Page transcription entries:
##############################

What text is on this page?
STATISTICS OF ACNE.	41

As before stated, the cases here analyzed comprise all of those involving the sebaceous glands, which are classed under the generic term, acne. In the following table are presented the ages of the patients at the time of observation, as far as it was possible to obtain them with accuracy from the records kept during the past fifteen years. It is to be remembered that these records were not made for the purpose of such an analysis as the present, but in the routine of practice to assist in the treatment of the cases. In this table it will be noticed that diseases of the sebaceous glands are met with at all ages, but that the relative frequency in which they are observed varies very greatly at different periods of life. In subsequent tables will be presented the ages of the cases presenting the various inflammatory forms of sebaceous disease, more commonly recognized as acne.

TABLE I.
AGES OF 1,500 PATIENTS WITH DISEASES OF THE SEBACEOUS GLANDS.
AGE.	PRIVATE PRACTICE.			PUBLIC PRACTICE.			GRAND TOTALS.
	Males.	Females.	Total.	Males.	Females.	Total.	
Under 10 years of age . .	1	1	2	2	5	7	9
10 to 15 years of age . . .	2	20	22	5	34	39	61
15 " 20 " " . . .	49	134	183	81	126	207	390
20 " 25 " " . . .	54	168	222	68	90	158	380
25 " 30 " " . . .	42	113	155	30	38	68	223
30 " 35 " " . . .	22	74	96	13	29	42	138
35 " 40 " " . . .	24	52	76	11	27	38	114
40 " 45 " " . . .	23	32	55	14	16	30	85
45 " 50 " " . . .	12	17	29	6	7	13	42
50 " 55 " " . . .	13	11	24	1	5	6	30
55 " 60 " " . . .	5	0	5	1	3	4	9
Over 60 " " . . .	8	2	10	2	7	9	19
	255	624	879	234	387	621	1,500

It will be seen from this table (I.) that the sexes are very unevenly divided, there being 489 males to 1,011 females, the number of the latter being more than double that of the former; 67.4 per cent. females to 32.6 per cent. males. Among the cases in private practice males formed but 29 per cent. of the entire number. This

##############################

• **Exercise goal**:
Your answer must be an exact copy of every entry above.

• **Result**:
What text is on this page?
STATISTICS OF ACNE.	41

As before stated, the cases here analyzed comprise all of those involving the sebaceous glands, which are classed under the generic term, acne. In the following table are presented the ages of the patients at the time of observation, as far as it was possible to obtain them with accuracy from the records kept during the past fifteen years. It is to be remembered that these records were not made for the purpose of such an analysis as the present, but in the routine of practice to assist in the treatment of the cases. In this table it will be noticed that diseases of the sebaceous glands are met with at all ages, but that the relative frequency in which they are observed varies very greatly at different periods of life. In subsequent tables will be presented the ages of the cases presenting the various inflammatory forms of sebaceous disease, more commonly recognized as acne.

TABLE I.
AGES OF 1,500 PATIENTS WITH DISEASES OF THE SEBACEOUS GLANDS.
AGE.	PRIVATE PRACTICE.			PUBLIC PRACTICE.			GRAND TOTALS.
	Males.	Females.	Total.	Males.	Females.	Total.	
Under 10 years of age . .	1	1	2	2	5	7	9
10 to 15 years of age . . .	2	20	22	5	34	39	61
15 " 20 " " . . .	49	134	183	81	126	207	390
20 " 25 " " . . .	54	168	222	68	90	158	380
25 " 30 " " . . .	42	113	155	30	38	68	223
30 " 35 " " . . .	22	74	96	13	29	42	138
35 " 40 " " . . .	24	52	76	11	27	38	114
40 " 45 " " . . .	23	32	55	14	16	30	85
45 " 50 " " . . .	12	17	29	6	7	13	42
50 " 55 " " . . .	13	11	24	1	5	6	30
55 " 60 " " . . .	5	0	5	1	3	4	9
Over 60 " " . . .	8	2	10	2	7	9	19
	255	624	879	234	387	621	1,500

It will be seen from this table (I.) that the sexes are very unevenly divided, there being 489 males to 1,011 females, the number of the latter being more than double that of the former; 67.4 per cent. females to 32.6 per cent. males. Among the cases in private practice males formed but 29 per cent. of the entire number. This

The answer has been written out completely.